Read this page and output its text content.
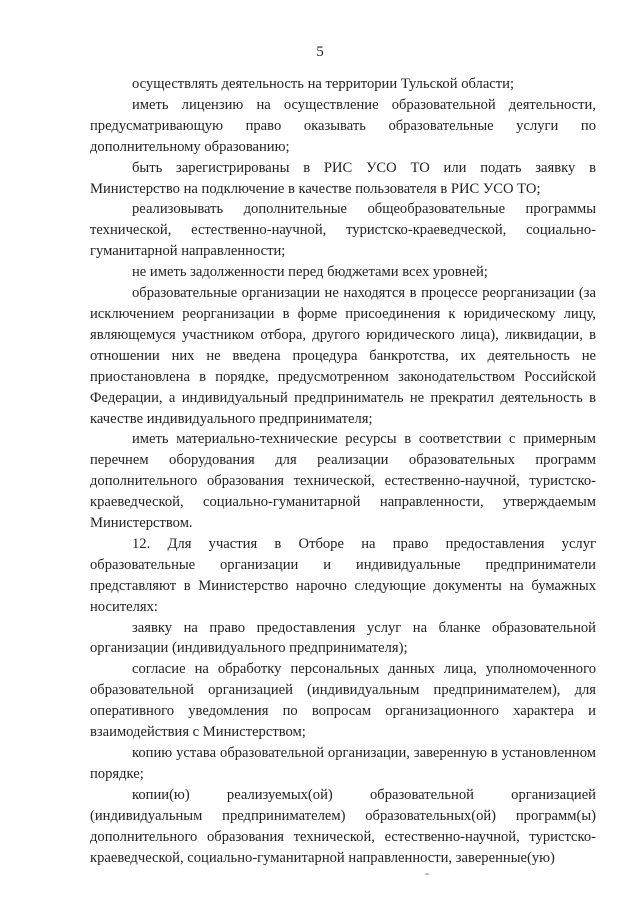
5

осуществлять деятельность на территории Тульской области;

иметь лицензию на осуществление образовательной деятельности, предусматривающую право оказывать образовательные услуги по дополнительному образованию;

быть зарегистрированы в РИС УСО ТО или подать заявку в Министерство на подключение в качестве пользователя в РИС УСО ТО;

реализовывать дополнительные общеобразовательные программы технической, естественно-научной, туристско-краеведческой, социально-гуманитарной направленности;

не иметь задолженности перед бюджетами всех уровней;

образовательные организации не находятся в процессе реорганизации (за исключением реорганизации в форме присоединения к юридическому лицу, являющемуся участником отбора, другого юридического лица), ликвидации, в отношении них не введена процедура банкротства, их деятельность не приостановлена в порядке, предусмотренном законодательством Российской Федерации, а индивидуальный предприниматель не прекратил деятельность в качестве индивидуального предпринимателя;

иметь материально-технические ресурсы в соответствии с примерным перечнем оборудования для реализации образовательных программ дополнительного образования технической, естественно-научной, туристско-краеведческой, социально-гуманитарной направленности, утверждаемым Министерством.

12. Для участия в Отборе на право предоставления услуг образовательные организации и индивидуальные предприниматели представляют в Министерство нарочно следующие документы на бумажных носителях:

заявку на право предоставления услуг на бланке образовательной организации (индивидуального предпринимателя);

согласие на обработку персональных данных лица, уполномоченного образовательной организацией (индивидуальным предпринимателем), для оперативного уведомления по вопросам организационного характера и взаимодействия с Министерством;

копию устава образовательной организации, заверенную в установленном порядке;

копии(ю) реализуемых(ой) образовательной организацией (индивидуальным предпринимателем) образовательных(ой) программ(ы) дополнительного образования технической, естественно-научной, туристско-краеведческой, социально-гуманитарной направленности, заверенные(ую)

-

•••••

Show the lines of the material that contain the word "технической".

:: Completed exercise ::
реализовывать дополнительные общеобразовательные программы технической, естественно-научной, туристско-краеведческой, социально-гуманитарной направленности;
иметь материально-технические ресурсы в соответствии с примерным перечнем оборудования для реализации образовательных программ дополнительного образования технической, естественно-научной, туристско-краеведческой, социально-гуманитарной направленности, утверждаемым Министерством.
копии(ю) реализуемых(ой) образовательной организацией (индивидуальным предпринимателем) образовательных(ой) программ(ы) дополнительного образования технической, естественно-научной, туристско-краеведческой, социально-гуманитарной направленности, заверенные(ую)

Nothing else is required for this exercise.